## Extracts from a graphics dataset
________
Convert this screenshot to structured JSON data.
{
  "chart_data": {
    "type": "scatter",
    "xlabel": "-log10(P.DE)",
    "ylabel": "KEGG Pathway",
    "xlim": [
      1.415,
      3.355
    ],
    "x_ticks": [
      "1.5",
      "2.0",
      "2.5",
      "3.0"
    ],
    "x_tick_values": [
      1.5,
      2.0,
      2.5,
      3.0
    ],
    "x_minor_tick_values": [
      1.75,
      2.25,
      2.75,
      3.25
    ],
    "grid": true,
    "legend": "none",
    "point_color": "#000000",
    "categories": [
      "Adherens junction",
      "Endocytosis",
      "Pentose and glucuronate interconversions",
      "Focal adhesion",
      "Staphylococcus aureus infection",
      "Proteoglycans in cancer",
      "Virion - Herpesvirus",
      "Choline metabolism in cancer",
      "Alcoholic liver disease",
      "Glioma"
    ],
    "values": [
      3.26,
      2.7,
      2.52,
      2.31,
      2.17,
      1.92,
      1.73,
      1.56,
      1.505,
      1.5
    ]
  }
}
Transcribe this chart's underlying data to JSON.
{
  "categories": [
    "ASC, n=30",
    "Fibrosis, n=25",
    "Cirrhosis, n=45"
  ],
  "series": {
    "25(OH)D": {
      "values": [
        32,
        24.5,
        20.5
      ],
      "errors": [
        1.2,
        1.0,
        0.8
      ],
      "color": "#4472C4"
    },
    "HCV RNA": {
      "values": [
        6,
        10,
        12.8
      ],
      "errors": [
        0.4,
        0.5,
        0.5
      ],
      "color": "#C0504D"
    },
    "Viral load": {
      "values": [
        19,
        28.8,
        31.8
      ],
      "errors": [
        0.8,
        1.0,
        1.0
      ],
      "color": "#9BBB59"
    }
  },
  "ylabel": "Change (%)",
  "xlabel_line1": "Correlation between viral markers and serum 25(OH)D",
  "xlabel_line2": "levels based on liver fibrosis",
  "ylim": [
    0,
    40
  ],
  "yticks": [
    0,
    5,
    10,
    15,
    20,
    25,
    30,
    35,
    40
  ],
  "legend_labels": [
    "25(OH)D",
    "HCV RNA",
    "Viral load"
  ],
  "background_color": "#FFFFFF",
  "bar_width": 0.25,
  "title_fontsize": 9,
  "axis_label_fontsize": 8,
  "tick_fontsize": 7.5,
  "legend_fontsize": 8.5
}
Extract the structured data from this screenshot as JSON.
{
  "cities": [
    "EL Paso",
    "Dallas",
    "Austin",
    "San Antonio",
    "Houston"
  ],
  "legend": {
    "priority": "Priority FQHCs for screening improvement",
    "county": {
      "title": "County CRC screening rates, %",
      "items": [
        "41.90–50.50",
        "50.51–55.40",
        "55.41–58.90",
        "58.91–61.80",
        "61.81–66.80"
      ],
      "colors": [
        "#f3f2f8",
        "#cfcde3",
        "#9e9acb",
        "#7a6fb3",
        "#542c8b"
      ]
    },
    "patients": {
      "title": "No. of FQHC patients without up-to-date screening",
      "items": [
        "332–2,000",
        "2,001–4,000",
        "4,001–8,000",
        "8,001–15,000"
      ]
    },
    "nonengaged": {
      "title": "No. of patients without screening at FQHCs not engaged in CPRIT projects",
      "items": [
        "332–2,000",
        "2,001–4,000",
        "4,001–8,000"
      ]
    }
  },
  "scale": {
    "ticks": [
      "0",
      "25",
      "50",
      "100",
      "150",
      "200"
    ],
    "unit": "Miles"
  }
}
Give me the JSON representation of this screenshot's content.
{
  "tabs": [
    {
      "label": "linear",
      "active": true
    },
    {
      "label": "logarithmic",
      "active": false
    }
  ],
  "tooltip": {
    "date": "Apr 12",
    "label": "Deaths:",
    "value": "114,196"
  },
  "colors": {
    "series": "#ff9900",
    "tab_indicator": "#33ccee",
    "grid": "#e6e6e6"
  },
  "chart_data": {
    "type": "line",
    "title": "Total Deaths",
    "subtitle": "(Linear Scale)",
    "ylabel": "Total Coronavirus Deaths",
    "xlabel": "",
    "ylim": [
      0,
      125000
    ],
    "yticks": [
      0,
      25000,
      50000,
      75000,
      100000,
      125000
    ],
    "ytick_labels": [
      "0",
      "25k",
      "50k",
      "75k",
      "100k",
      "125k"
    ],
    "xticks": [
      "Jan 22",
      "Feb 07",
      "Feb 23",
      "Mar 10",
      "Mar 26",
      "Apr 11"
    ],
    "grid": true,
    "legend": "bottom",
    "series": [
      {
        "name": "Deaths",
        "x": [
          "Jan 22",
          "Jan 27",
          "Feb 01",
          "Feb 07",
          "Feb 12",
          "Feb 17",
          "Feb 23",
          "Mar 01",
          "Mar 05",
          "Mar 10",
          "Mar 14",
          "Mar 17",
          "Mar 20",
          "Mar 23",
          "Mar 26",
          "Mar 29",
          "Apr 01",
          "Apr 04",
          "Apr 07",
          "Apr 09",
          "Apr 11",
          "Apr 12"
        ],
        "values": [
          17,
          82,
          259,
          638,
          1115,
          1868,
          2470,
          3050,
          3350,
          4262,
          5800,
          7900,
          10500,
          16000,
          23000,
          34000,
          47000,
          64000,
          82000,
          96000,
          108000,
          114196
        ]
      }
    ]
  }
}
________
## Task directions
If a line above includes the string "patients", pick it out.

## Response area
    "patients": {
      "title": "No. of FQHC patients without up-to-date screening",
      "title": "No. of patients without screening at FQHCs not engaged in CPRIT projects",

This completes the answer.